> What you need to do:
Extract every line from the records below that contains the word "linguistic".

####

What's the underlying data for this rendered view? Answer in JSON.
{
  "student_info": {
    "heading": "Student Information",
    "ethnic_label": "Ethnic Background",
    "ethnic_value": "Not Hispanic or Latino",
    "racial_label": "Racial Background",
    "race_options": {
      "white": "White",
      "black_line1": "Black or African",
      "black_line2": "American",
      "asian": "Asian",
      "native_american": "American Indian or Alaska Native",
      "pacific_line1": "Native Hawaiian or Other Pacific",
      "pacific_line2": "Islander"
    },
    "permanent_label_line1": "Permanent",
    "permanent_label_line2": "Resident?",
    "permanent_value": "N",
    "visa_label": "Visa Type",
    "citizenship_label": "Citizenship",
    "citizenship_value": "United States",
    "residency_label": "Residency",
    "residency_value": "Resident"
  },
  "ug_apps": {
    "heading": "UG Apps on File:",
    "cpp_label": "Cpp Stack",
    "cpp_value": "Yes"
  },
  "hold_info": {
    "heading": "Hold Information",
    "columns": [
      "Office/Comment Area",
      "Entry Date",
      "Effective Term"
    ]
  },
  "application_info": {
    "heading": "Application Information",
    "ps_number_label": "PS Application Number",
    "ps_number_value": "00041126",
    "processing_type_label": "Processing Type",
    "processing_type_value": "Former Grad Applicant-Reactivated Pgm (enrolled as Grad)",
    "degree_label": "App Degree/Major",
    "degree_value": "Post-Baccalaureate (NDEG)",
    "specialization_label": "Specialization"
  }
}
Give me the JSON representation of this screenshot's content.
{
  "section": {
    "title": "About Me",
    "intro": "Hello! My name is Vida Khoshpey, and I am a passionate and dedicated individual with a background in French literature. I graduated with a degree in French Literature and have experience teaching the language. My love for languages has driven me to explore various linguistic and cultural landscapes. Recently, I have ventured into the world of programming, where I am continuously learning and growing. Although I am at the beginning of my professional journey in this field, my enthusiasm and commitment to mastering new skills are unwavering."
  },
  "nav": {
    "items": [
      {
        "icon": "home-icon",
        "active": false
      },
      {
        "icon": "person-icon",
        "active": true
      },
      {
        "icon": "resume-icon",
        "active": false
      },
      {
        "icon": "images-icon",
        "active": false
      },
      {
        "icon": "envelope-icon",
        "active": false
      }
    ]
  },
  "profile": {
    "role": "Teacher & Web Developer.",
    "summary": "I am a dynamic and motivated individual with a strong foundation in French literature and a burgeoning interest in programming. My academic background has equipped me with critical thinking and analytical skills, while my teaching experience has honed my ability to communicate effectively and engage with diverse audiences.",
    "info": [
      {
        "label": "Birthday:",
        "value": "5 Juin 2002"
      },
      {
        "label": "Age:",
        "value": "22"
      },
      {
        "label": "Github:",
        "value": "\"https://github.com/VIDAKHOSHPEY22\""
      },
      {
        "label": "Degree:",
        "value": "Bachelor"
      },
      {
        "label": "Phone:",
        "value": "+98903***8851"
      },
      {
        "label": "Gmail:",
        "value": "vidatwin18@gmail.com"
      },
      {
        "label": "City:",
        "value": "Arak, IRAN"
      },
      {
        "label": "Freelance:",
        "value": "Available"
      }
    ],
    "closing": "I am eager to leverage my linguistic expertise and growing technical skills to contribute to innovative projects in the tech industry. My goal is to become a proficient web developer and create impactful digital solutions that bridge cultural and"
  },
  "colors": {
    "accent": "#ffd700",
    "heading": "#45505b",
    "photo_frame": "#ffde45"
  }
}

####

> Written response:
    "intro": "Hello! My name is Vida Khoshpey, and I am a passionate and dedicated individual with a background in French literature. I graduated with a degree in French Literature and have experience teaching the language. My love for languages has driven me to explore various linguistic and cultural landscapes. Recently, I have ventured into the world of programming, where I am continuously learning and growing. Although I am at the beginning of my professional journey in this field, my enthusiasm and commitment to mastering new skills are unwavering."
    "closing": "I am eager to leverage my linguistic expertise and growing technical skills to contribute to innovative projects in the tech industry. My goal is to become a proficient web developer and create impactful digital solutions that bridge cultural and"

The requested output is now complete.